*Job*: Go through the listing and set it down exactly, leaving out its pictures.

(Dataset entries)

— BEGIN —

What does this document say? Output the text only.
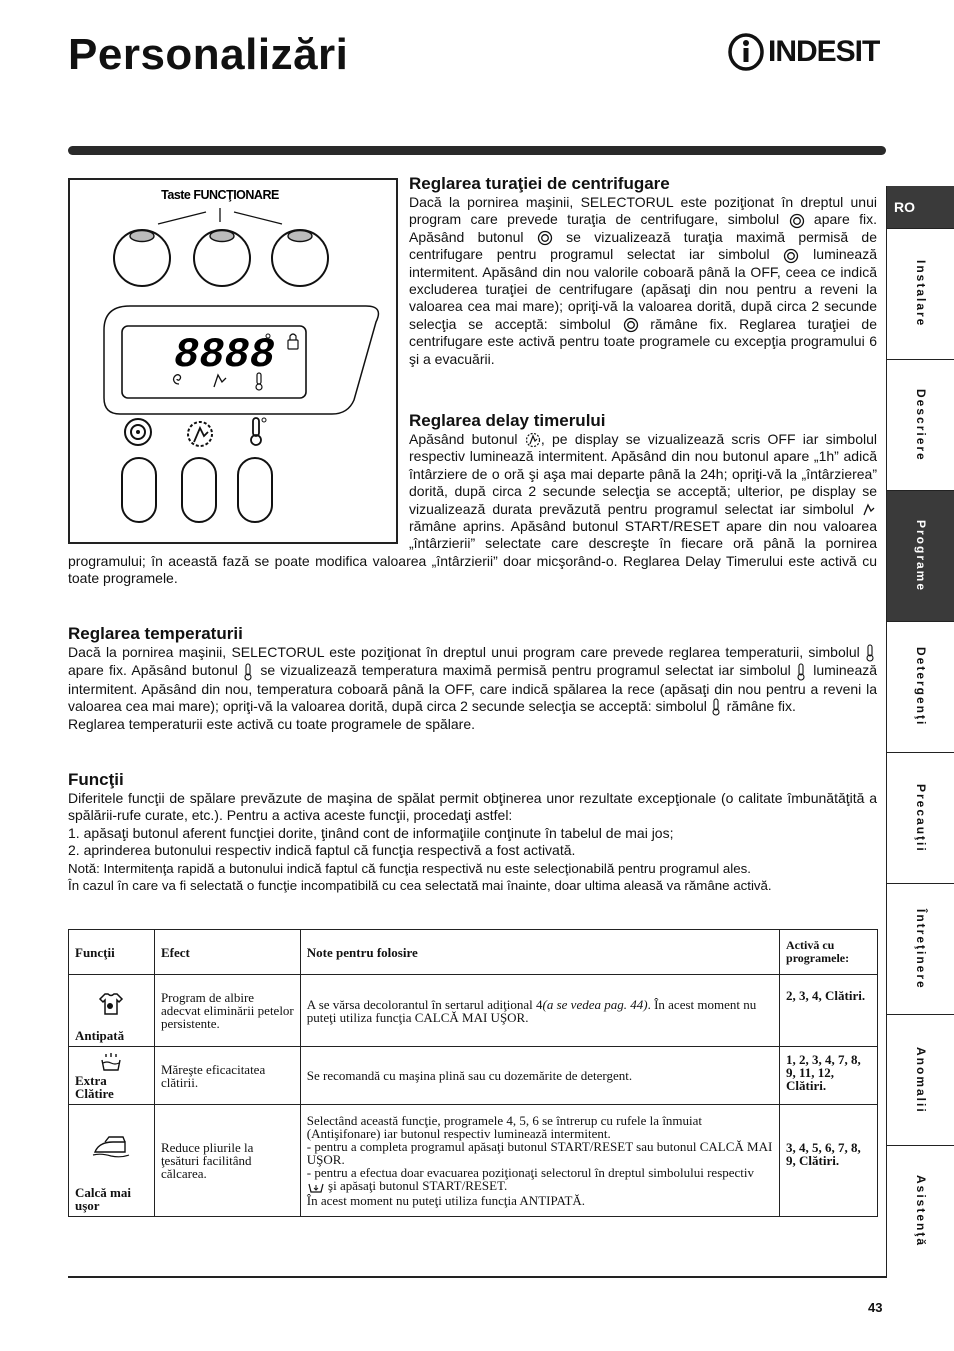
Personalizări	INDESIT
RO
Instalare
Descriere
Programe
Detergenţi
Precauţii
Întreţinere
Anomalii
Asistenţă
Taste FUNCŢIONARE
8888
Reglarea turaţiei de centrifugare
Dacă la pornirea maşinii, SELECTORUL este poziţionat în dreptul unui program care prevede turaţia de centrifugare, simbolul apare fix. Apăsând butonul	se vizualizează turaţia maximă permisă de centrifugare pentru programul selectat iar simbolul	luminează intermitent. Apăsând din nou valorile coboară până la OFF, ceea ce indică excluderea turaţiei de centrifugare (apăsaţi din nou pentru a reveni la valoarea cea mai mare); opriţi-vă la valoarea dorită, după circa 2 secunde selecţia se acceptă: simbolul	rămâne fix. Reglarea turaţiei de centrifugare este activă pentru toate programele cu excepţia programului 6 şi a evacuării.
Reglarea delay timerului
Apăsând butonul , pe display se vizualizează scris OFF iar simbolul respectiv luminează intermitent. Apăsând din nou butonul apare „1h” adică întârziere de o oră şi aşa mai departe până la 24h; opriţi-vă la „întârzierea” dorită, după circa 2 secunde selecţia se acceptă; ulterior, pe display se vizualizează durata prevăzută pentru programul selectat iar simbolul  rămâne aprins. Apăsând butonul START/RESET apare din nou valoarea „întârzierii” selectate care descreşte în fiecare oră până la pornirea programului; în această fază se poate modifica valoarea „întârzierii” doar micşorând-o. Reglarea Delay Timerului este activă cu toate programele.
Reglarea temperaturii

Dacă la pornirea maşinii, SELECTORUL este poziţionat în dreptul unui program care prevede reglarea temperaturii, simbolul  apare fix. Apăsând butonul se vizualizează temperatura maximă permisă pentru programul selectat iar simbolul luminează intermitent. Apăsând din nou, temperatura coboară până la OFF, care indică spălarea la rece (apăsaţi din nou pentru a reveni la valoarea cea mai mare); opriţi-vă la valoarea dorită, după circa 2 secunde selecţia se acceptă: simbolul rămâne fix.

Reglarea temperaturii este activă cu toate programele de spălare.

Funcţii

Diferitele funcţii de spălare prevăzute de maşina de spălat permit obţinerea unor rezultate excepţionale (o calitate îmbunătăţită a spălării-rufe curate, etc.). Pentru a activa aceste funcţii, procedaţi astfel:

1. apăsaţi butonul aferent funcţiei dorite, ţinând cont de informaţiile conţinute în tabelul de mai jos;

2. aprinderea butonului respectiv indică faptul că funcţia respectivă a fost activată.

Notă: Intermitenţa rapidă a butonului indică faptul că funcţia respectivă nu este selecţionabilă pentru programul ales.

În cazul în care va fi selectată o funcţie incompatibilă cu cea selectată mai înainte, doar ultima aleasă va rămâne activă.

Funcţii	Efect	Note pentru folosire	Activă cu programele:

Antipată	Program de albire adecvat eliminării petelor persistente.	A se vărsa decolorantul în sertarul adiţional 4(a se vedea pag. 44). În acest moment nu puteţi utiliza funcţia CALCĂ MAI UŞOR.	2, 3, 4, Clătiri.

Extra Clătire	Măreşte eficacitatea clătirii.	Se recomandă cu maşina plină sau cu dozemărite de detergent.	1, 2, 3, 4, 7, 8, 9, 11, 12, Clătiri.

Calcă mai uşor	Reduce pliurile la ţesături facilitând călcarea.	Selectând această funcţie, programele 4, 5, 6 se întrerup cu rufele la înmuiat (Antişifonare) iar butonul respectiv luminează intermitent.
- pentru a completa programul apăsaţi butonul START/RESET sau butonul CALCĂ MAI UŞOR.
- pentru a efectua doar evacuarea poziţionaţi selectorul în dreptul simbolului respectiv  şi apăsaţi butonul START/RESET.
În acest moment nu puteţi utiliza funcţia ANTIPATĂ.	3, 4, 5, 6, 7, 8, 9, Clătiri.
43
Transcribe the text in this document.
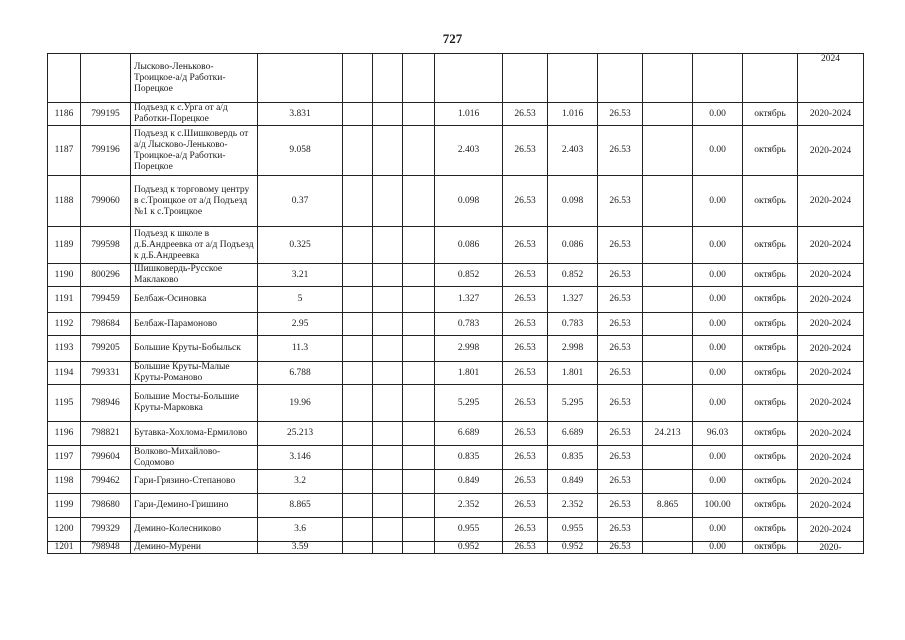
727
		Лысково-Леньково-Троицкое-а/д Работки-Порецкое												2024
1186	799195	Подъезд к с.Урга от а/д Работки-Порецкое	3.831				1.016	26.53	1.016	26.53		0.00	октябрь	2020-2024
1187	799196	Подъезд к с.Шишковердь от а/д Лысково-Леньково-Троицкое-а/д Работки-Порецкое	9.058				2.403	26.53	2.403	26.53		0.00	октябрь	2020-2024
1188	799060	Подъезд к торговому центру в с.Троицкое от а/д Подъезд №1 к с.Троицкое	0.37				0.098	26.53	0.098	26.53		0.00	октябрь	2020-2024
1189	799598	Подъезд к школе в д.Б.Андреевка от а/д Подъезд к д.Б.Андреевка	0.325				0.086	26.53	0.086	26.53		0.00	октябрь	2020-2024
1190	800296	Шишковердь-Русское Маклаково	3.21				0.852	26.53	0.852	26.53		0.00	октябрь	2020-2024
1191	799459	Белбаж-Осиновка	5				1.327	26.53	1.327	26.53		0.00	октябрь	2020-2024
1192	798684	Белбаж-Парамоново	2.95				0.783	26.53	0.783	26.53		0.00	октябрь	2020-2024
1193	799205	Большие Круты-Бобыльск	11.3				2.998	26.53	2.998	26.53		0.00	октябрь	2020-2024
1194	799331	Большие Круты-Малые Круты-Романово	6.788				1.801	26.53	1.801	26.53		0.00	октябрь	2020-2024
1195	798946	Большие Мосты-Большие Круты-Марковка	19.96				5.295	26.53	5.295	26.53		0.00	октябрь	2020-2024
1196	798821	Бутавка-Хохлома-Ермилово	25.213				6.689	26.53	6.689	26.53	24.213	96.03	октябрь	2020-2024
1197	799604	Волково-Михайлово-Содомово	3.146				0.835	26.53	0.835	26.53		0.00	октябрь	2020-2024
1198	799462	Гари-Грязино-Степаново	3.2				0.849	26.53	0.849	26.53		0.00	октябрь	2020-2024
1199	798680	Гари-Демино-Гришино	8.865				2.352	26.53	2.352	26.53	8.865	100.00	октябрь	2020-2024
1200	799329	Демино-Колесниково	3.6				0.955	26.53	0.955	26.53		0.00	октябрь	2020-2024
1201	798948	Демино-Мурени	3.59				0.952	26.53	0.952	26.53		0.00	октябрь	2020-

— END —

*Result*:
What does this document say? Output the text only.
Personalizări	INDESIT
RO
Instalare
Descriere
Programe
Detergenţi
Precauţii
Întreţinere
Anomalii
Asistenţă
Taste FUNCŢIONARE
8888
Reglarea turaţiei de centrifugare
Dacă la pornirea maşinii, SELECTORUL este poziţionat în dreptul unui program care prevede turaţia de centrifugare, simbolul apare fix. Apăsând butonul	se vizualizează turaţia maximă permisă de centrifugare pentru programul selectat iar simbolul	luminează intermitent. Apăsând din nou valorile coboară până la OFF, ceea ce indică excluderea turaţiei de centrifugare (apăsaţi din nou pentru a reveni la valoarea cea mai mare); opriţi-vă la valoarea dorită, după circa 2 secunde selecţia se acceptă: simbolul	rămâne fix. Reglarea turaţiei de centrifugare este activă pentru toate programele cu excepţia programului 6 şi a evacuării.
Reglarea delay timerului
Apăsând butonul , pe display se vizualizează scris OFF iar simbolul respectiv luminează intermitent. Apăsând din nou butonul apare „1h” adică întârziere de o oră şi aşa mai departe până la 24h; opriţi-vă la „întârzierea” dorită, după circa 2 secunde selecţia se acceptă; ulterior, pe display se vizualizează durata prevăzută pentru programul selectat iar simbolul  rămâne aprins. Apăsând butonul START/RESET apare din nou valoarea „întârzierii” selectate care descreşte în fiecare oră până la pornirea programului; în această fază se poate modifica valoarea „întârzierii” doar micşorând-o. Reglarea Delay Timerului este activă cu toate programele.
Reglarea temperaturii

Dacă la pornirea maşinii, SELECTORUL este poziţionat în dreptul unui program care prevede reglarea temperaturii, simbolul  apare fix. Apăsând butonul se vizualizează temperatura maximă permisă pentru programul selectat iar simbolul luminează intermitent. Apăsând din nou, temperatura coboară până la OFF, care indică spălarea la rece (apăsaţi din nou pentru a reveni la valoarea cea mai mare); opriţi-vă la valoarea dorită, după circa 2 secunde selecţia se acceptă: simbolul rămâne fix.

Reglarea temperaturii este activă cu toate programele de spălare.

Funcţii

Diferitele funcţii de spălare prevăzute de maşina de spălat permit obţinerea unor rezultate excepţionale (o calitate îmbunătăţită a spălării-rufe curate, etc.). Pentru a activa aceste funcţii, procedaţi astfel:

1. apăsaţi butonul aferent funcţiei dorite, ţinând cont de informaţiile conţinute în tabelul de mai jos;

2. aprinderea butonului respectiv indică faptul că funcţia respectivă a fost activată.

Notă: Intermitenţa rapidă a butonului indică faptul că funcţia respectivă nu este selecţionabilă pentru programul ales.

În cazul în care va fi selectată o funcţie incompatibilă cu cea selectată mai înainte, doar ultima aleasă va rămâne activă.

Funcţii	Efect	Note pentru folosire	Activă cu programele:

Antipată	Program de albire adecvat eliminării petelor persistente.	A se vărsa decolorantul în sertarul adiţional 4(a se vedea pag. 44). În acest moment nu puteţi utiliza funcţia CALCĂ MAI UŞOR.	2, 3, 4, Clătiri.

Extra Clătire	Măreşte eficacitatea clătirii.	Se recomandă cu maşina plină sau cu dozemărite de detergent.	1, 2, 3, 4, 7, 8, 9, 11, 12, Clătiri.

Calcă mai uşor	Reduce pliurile la ţesături facilitând călcarea.	Selectând această funcţie, programele 4, 5, 6 se întrerup cu rufele la înmuiat (Antişifonare) iar butonul respectiv luminează intermitent.
- pentru a completa programul apăsaţi butonul START/RESET sau butonul CALCĂ MAI UŞOR.
- pentru a efectua doar evacuarea poziţionaţi selectorul în dreptul simbolului respectiv  şi apăsaţi butonul START/RESET.
În acest moment nu puteţi utiliza funcţia ANTIPATĂ.	3, 4, 5, 6, 7, 8, 9, Clătiri.
43
Transcribe the text in this document.
727
		Лысково-Леньково-Троицкое-а/д Работки-Порецкое												2024
1186	799195	Подъезд к с.Урга от а/д Работки-Порецкое	3.831				1.016	26.53	1.016	26.53		0.00	октябрь	2020-2024
1187	799196	Подъезд к с.Шишковердь от а/д Лысково-Леньково-Троицкое-а/д Работки-Порецкое	9.058				2.403	26.53	2.403	26.53		0.00	октябрь	2020-2024
1188	799060	Подъезд к торговому центру в с.Троицкое от а/д Подъезд №1 к с.Троицкое	0.37				0.098	26.53	0.098	26.53		0.00	октябрь	2020-2024
1189	799598	Подъезд к школе в д.Б.Андреевка от а/д Подъезд к д.Б.Андреевка	0.325				0.086	26.53	0.086	26.53		0.00	октябрь	2020-2024
1190	800296	Шишковердь-Русское Маклаково	3.21				0.852	26.53	0.852	26.53		0.00	октябрь	2020-2024
1191	799459	Белбаж-Осиновка	5				1.327	26.53	1.327	26.53		0.00	октябрь	2020-2024
1192	798684	Белбаж-Парамоново	2.95				0.783	26.53	0.783	26.53		0.00	октябрь	2020-2024
1193	799205	Большие Круты-Бобыльск	11.3				2.998	26.53	2.998	26.53		0.00	октябрь	2020-2024
1194	799331	Большие Круты-Малые Круты-Романово	6.788				1.801	26.53	1.801	26.53		0.00	октябрь	2020-2024
1195	798946	Большие Мосты-Большие Круты-Марковка	19.96				5.295	26.53	5.295	26.53		0.00	октябрь	2020-2024
1196	798821	Бутавка-Хохлома-Ермилово	25.213				6.689	26.53	6.689	26.53	24.213	96.03	октябрь	2020-2024
1197	799604	Волково-Михайлово-Содомово	3.146				0.835	26.53	0.835	26.53		0.00	октябрь	2020-2024
1198	799462	Гари-Грязино-Степаново	3.2				0.849	26.53	0.849	26.53		0.00	октябрь	2020-2024
1199	798680	Гари-Демино-Гришино	8.865				2.352	26.53	2.352	26.53	8.865	100.00	октябрь	2020-2024
1200	799329	Демино-Колесниково	3.6				0.955	26.53	0.955	26.53		0.00	октябрь	2020-2024
1201	798948	Демино-Мурени	3.59				0.952	26.53	0.952	26.53		0.00	октябрь	2020-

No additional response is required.